# Extracted text start

As if trying to drag memories of vectors and matrices out of the long-discarded parts of your brain reserved for high school mathematics wasn’t hard enough, another curve ball is thrown at you when you discover that none of your text books, DirectX or OpenGL seem to agree on exactly which way round they go.
A typical text book might make reference that DirectX uses row vectors or row-major matrices while OpenGL uses column vectors or column-major matrices, and then the text box author will pick his own favorite style, which may be neither, and proceed to rattle off the fundamentals of affine transforms leaving you unsure whether they’ll work for you or not. A particularly mean text book I have switches randomly between row and column vectors depending on how much room he has on the page.
The OpenGL FAQ, somewhere where you might hope to have the situation cleared up somewhat, is totally cagey about this too. I’ve quoted their answer to the question “Are OpenGL matrices column-major or row-major?” here:
For programming purposes, OpenGL matrices are 16-value arrays with base vectors laid out contiguously in memory. The translation components occupy the 13th, 14th, and 15th elements of the 16-element matrix, where indices are numbered from 1 to 16 as described in section 2.11.2 of the OpenGL 2.1 Specification.

# Extracted text end

# Work to complete
a) Copy out the entries, starting with the line that contains "- bar: [612, 485, 631, 672]" and going on through the line that contains "- x-tick-label-box: DE: [515, 684, 540, 703]".
b) Extend the passage on row-major and column-major matrix conventions from the point where it stops.
The text and the entries come from unrelated sources.

# Material provided start

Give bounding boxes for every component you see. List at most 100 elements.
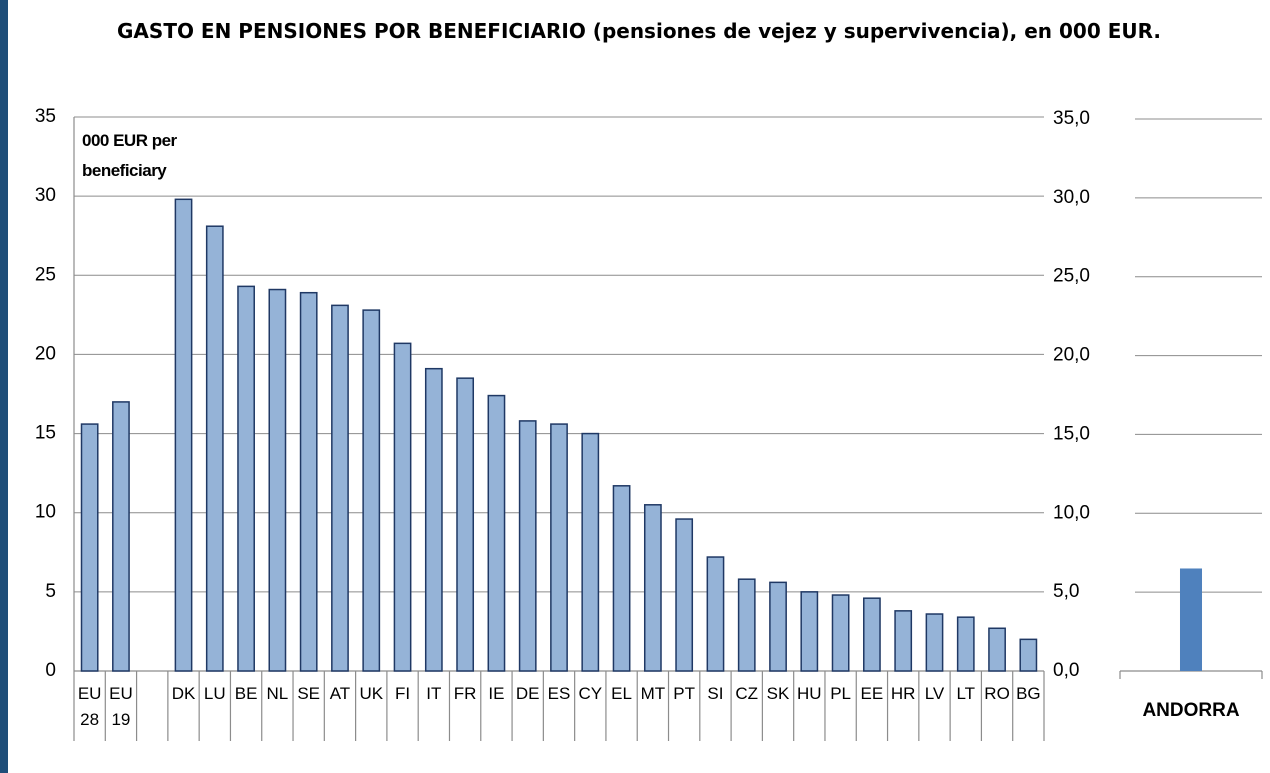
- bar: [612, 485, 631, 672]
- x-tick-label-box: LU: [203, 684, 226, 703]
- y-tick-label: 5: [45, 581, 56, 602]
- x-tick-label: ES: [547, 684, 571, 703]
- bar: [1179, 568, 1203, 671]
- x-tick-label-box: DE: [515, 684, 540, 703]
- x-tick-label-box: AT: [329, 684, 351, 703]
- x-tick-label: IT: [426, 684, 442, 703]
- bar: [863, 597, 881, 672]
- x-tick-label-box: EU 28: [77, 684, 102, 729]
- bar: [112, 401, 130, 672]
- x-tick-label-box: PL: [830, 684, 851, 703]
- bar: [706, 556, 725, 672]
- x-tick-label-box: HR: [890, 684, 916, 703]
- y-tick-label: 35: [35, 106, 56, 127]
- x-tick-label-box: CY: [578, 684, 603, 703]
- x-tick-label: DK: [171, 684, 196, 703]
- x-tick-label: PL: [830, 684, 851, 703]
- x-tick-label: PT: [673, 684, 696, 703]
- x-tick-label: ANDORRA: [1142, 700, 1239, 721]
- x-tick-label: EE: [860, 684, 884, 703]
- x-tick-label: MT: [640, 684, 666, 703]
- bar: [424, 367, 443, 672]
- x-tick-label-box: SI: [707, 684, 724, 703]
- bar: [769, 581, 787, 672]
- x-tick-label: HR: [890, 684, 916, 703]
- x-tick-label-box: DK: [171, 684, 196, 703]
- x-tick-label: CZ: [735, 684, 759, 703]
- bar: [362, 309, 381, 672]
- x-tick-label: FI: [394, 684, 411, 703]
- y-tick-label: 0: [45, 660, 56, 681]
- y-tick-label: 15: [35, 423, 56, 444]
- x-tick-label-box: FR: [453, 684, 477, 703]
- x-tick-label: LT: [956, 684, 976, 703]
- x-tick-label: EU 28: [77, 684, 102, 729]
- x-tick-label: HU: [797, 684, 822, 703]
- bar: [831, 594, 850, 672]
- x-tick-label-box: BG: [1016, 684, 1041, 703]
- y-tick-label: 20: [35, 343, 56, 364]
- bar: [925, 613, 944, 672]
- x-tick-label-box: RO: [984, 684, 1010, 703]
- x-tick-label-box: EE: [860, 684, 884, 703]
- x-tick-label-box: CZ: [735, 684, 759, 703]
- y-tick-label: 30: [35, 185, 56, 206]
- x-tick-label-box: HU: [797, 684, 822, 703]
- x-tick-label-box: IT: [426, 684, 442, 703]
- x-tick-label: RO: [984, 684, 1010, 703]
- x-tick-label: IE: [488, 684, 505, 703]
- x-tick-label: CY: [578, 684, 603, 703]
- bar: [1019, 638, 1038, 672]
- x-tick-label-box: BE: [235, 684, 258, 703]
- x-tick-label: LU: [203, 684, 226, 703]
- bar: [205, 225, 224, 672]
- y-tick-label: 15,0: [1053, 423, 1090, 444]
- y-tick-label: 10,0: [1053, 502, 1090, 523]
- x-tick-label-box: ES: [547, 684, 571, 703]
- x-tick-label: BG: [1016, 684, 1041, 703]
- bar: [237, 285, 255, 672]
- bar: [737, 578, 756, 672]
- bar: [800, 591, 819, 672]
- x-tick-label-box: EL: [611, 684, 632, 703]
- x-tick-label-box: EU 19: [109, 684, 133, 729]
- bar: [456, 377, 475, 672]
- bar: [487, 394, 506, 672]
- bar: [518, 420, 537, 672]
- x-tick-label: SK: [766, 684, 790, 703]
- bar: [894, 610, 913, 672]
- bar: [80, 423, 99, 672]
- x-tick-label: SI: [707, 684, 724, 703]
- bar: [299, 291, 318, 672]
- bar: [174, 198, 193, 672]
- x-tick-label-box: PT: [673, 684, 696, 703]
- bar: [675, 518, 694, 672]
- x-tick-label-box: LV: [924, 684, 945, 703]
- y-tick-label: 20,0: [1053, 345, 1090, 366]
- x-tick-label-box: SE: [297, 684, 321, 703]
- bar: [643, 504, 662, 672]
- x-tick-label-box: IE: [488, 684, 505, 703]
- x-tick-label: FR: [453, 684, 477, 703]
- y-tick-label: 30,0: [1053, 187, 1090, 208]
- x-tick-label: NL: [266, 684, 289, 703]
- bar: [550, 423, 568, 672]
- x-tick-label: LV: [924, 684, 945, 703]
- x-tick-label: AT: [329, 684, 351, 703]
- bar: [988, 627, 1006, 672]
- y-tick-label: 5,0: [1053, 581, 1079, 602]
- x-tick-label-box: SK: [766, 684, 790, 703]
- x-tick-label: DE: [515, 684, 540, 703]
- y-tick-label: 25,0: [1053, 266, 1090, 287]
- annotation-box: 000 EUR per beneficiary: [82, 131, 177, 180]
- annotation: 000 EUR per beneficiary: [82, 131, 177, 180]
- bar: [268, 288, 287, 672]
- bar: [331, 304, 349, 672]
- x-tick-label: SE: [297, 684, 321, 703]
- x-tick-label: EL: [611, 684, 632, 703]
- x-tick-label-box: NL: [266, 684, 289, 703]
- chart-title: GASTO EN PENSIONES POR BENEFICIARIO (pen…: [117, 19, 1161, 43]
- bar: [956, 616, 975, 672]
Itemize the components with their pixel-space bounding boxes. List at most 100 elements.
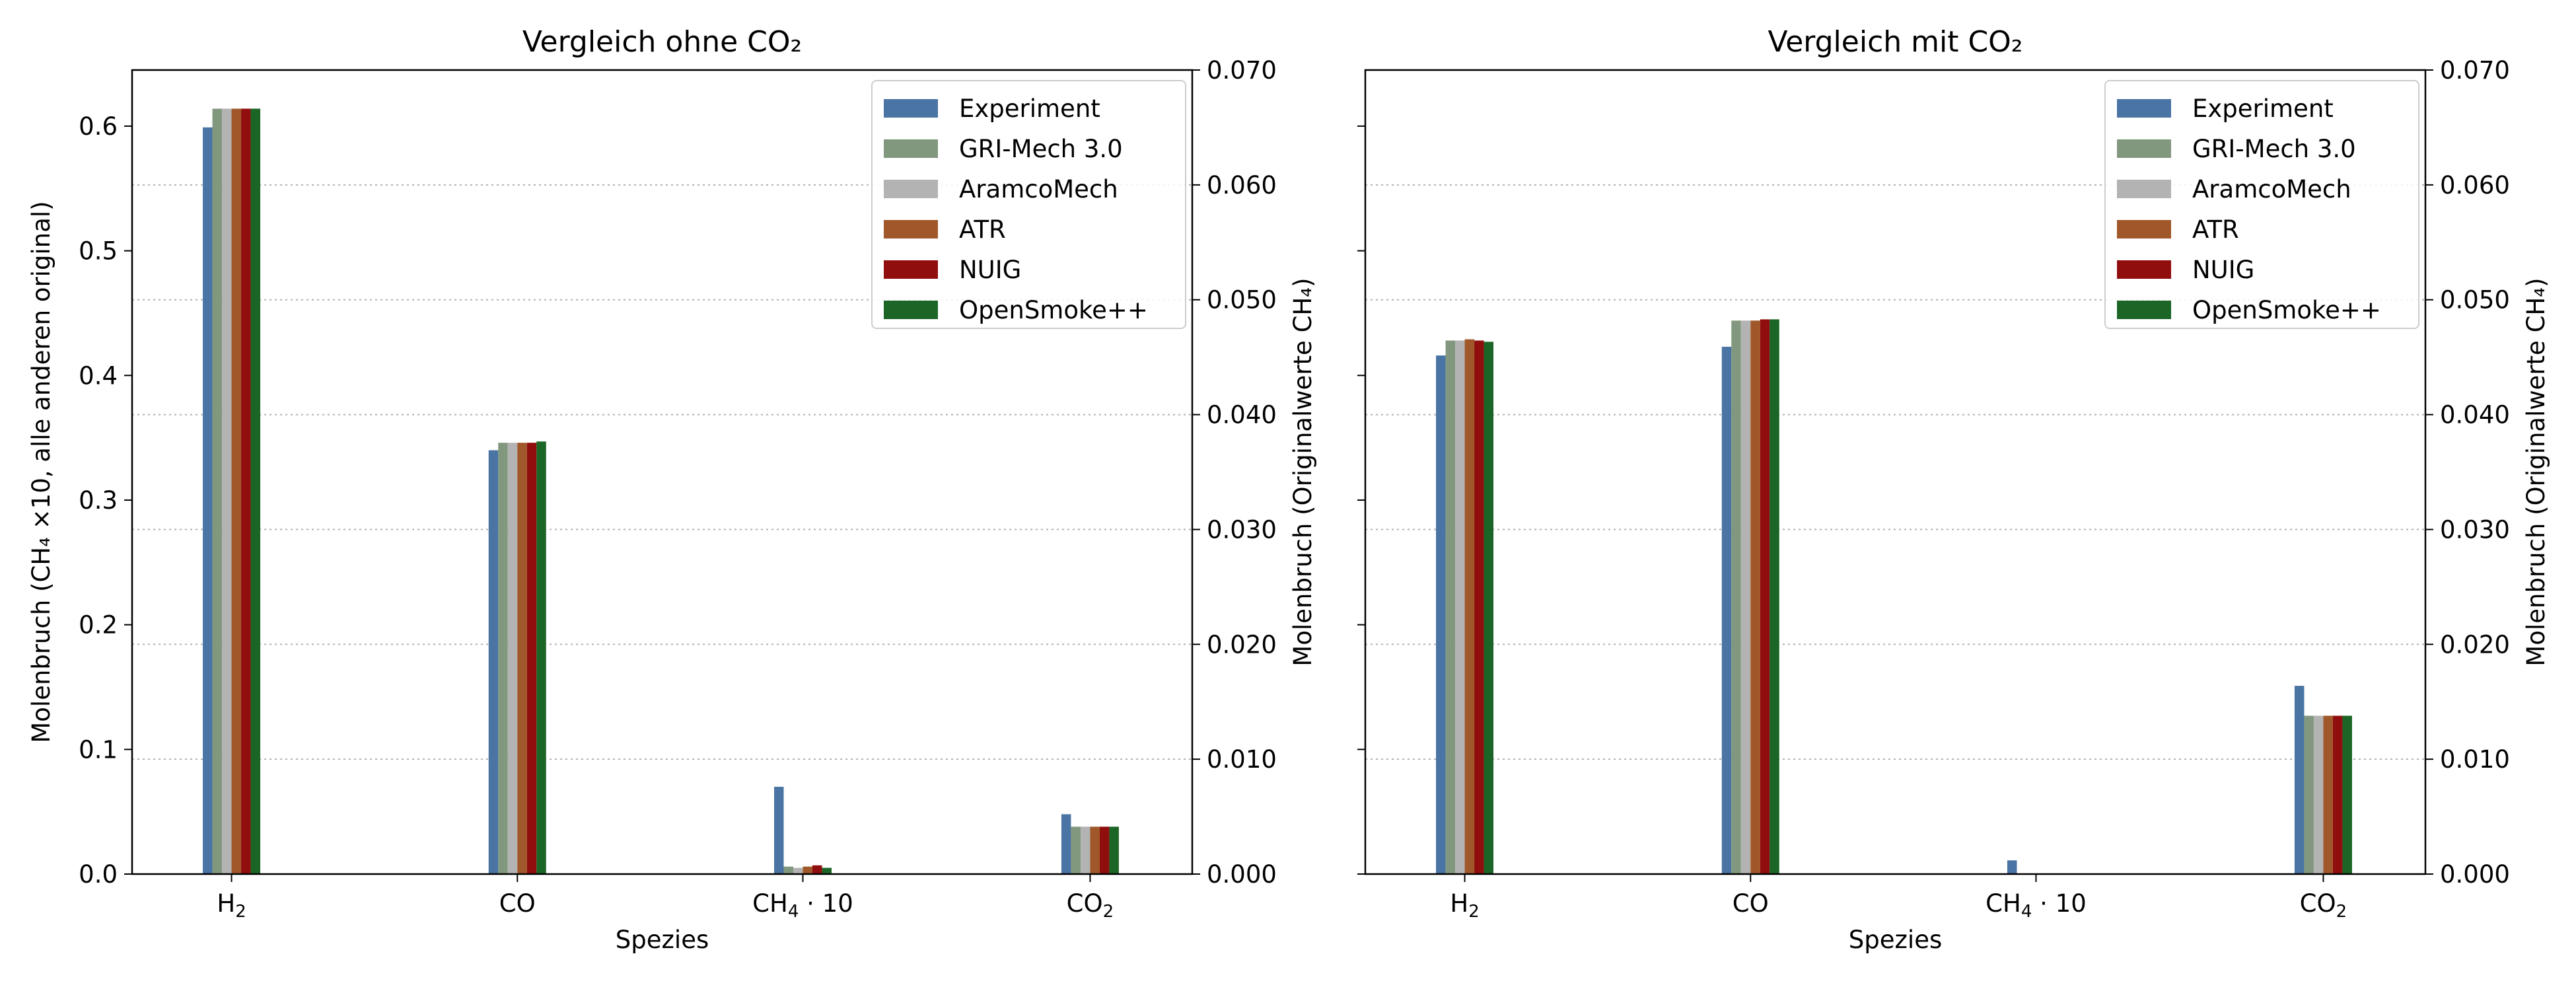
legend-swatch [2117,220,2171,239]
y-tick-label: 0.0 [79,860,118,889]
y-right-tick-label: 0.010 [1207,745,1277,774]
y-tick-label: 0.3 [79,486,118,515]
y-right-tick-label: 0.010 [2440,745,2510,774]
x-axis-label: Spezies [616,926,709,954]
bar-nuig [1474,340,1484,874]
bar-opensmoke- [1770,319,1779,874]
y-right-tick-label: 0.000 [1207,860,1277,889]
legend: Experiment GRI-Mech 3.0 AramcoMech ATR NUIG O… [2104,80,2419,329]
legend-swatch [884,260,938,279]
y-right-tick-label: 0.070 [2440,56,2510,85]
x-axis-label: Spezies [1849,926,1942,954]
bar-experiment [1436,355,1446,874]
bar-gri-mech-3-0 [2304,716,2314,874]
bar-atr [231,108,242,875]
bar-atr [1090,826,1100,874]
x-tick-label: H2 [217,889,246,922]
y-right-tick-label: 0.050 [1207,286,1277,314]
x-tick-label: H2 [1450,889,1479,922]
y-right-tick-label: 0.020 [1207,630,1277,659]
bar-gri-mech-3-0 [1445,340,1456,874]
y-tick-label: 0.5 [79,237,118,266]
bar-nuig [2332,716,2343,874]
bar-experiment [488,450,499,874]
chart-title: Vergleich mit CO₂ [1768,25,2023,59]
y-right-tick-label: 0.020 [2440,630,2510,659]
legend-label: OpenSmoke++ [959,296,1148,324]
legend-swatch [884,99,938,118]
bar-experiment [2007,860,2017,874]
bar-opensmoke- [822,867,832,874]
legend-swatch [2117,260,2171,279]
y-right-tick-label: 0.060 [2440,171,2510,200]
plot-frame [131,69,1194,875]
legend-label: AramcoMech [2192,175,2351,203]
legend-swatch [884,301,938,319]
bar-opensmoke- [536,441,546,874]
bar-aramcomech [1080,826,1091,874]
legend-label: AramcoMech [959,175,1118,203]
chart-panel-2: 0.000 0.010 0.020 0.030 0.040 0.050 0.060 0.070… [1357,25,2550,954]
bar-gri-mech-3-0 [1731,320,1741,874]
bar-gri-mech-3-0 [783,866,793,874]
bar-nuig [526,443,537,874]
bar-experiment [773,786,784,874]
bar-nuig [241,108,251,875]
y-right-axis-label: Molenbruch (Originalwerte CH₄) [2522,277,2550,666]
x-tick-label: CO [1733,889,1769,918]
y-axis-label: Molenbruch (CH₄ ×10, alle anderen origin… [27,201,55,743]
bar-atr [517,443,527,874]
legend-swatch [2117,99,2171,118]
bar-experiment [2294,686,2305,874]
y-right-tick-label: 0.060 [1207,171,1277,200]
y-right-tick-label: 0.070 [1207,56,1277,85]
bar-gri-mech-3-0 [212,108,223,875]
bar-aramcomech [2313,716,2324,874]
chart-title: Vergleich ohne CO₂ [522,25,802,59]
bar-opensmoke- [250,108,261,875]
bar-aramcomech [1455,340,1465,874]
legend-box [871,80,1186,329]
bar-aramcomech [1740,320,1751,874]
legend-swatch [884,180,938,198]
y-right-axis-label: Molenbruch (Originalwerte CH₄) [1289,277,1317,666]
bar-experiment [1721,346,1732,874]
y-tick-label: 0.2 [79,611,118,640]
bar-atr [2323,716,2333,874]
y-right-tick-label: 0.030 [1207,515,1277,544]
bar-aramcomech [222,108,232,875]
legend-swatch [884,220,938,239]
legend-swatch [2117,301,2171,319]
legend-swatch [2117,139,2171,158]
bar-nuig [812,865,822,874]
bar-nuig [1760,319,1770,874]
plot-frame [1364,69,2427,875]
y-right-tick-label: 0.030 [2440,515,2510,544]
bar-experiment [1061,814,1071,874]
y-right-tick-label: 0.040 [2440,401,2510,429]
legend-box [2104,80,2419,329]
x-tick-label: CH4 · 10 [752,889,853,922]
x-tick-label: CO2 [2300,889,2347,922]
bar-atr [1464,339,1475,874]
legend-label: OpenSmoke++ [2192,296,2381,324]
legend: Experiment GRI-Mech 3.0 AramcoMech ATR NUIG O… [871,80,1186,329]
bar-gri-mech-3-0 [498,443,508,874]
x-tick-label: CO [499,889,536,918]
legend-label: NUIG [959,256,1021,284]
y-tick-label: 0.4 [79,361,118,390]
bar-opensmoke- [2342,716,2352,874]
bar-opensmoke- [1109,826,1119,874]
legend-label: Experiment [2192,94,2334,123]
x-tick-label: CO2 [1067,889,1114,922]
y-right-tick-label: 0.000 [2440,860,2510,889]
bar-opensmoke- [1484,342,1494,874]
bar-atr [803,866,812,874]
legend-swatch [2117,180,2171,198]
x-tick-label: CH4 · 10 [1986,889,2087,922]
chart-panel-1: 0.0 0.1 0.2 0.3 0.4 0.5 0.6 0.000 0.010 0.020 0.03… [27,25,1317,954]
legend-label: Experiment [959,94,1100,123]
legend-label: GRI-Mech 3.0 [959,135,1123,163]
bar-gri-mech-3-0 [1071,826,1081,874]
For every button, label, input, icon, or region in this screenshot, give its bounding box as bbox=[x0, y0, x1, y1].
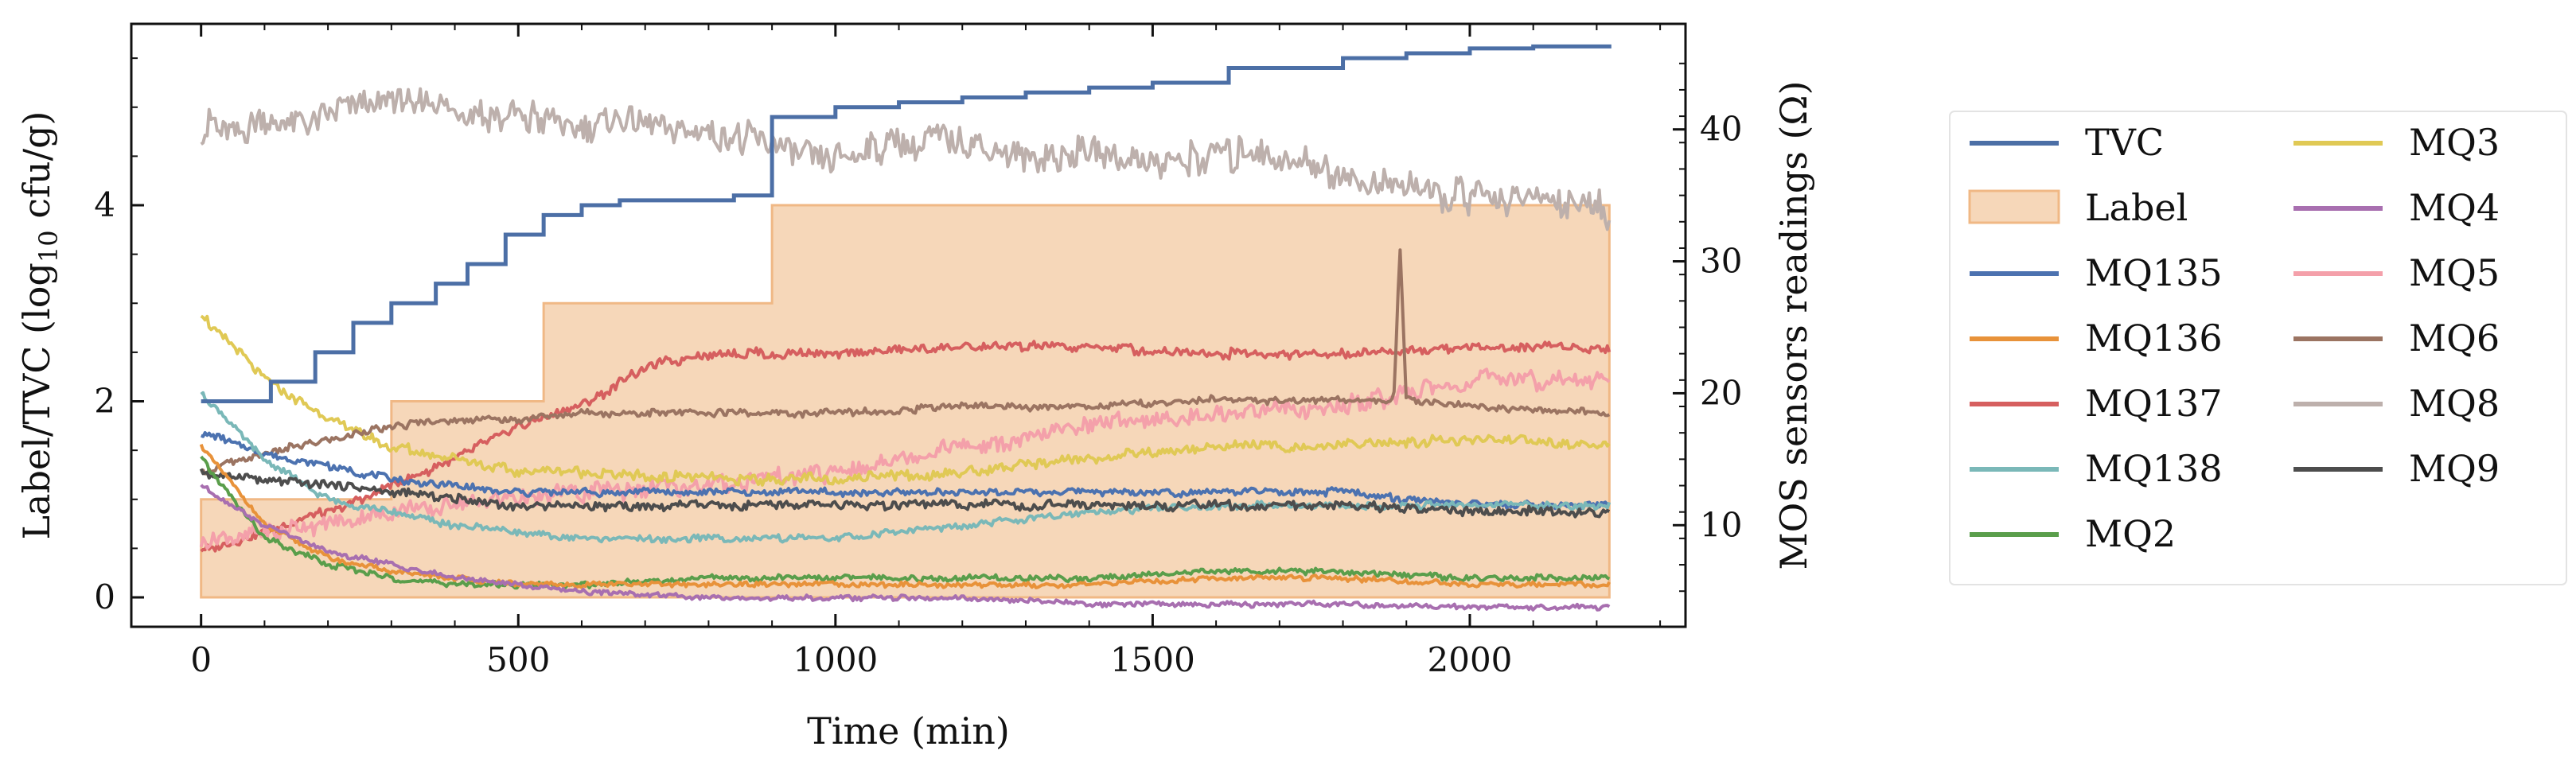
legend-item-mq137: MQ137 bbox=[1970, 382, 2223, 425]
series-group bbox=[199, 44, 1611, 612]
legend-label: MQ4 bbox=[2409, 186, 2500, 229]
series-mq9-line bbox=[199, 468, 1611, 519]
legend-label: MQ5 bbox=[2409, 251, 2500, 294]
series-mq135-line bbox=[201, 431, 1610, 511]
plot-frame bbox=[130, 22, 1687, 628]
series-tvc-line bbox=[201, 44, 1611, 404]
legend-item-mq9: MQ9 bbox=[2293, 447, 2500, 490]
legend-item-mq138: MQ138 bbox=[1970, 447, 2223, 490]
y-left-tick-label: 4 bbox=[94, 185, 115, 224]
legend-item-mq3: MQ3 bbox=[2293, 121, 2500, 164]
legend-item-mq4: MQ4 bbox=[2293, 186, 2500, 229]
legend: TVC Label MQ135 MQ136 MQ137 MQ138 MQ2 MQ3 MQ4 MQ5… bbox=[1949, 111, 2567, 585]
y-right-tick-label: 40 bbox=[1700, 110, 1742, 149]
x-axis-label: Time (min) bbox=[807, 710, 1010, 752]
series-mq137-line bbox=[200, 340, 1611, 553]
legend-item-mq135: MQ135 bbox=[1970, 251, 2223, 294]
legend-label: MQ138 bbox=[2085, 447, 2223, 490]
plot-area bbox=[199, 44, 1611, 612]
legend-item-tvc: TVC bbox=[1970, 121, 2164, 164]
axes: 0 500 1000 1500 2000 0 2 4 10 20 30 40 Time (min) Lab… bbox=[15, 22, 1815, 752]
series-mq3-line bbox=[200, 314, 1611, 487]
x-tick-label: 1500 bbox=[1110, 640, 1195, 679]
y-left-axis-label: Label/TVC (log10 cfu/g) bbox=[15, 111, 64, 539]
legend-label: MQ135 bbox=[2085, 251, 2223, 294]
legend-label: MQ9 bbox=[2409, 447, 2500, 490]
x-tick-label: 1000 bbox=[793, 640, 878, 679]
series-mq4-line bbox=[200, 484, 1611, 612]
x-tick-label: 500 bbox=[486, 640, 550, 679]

# Material provided end

# Task responses
a)
- bar: [612, 485, 631, 672]
- x-tick-label-box: LU: [203, 684, 226, 703]
- y-tick-label: 5: [45, 581, 56, 602]
- x-tick-label: ES: [547, 684, 571, 703]
- bar: [1179, 568, 1203, 671]
- x-tick-label-box: DE: [515, 684, 540, 703]

b)
Column-major versus row-major is purely a notational convention. Note that post-multiplying with column-major matrices produces the same result as pre-multiplying with row-major matrices. The OpenGL Specification and the OpenGL Reference Manual both use column-major notation. You can use any notation, as long as it’s clearly stated.
Sadly, the use of column-major format in the spec and blue book has resulted in endless confusion in the OpenGL programming community. Column-major notation suggests that matrices are not laid out in memory as a programmer would expect.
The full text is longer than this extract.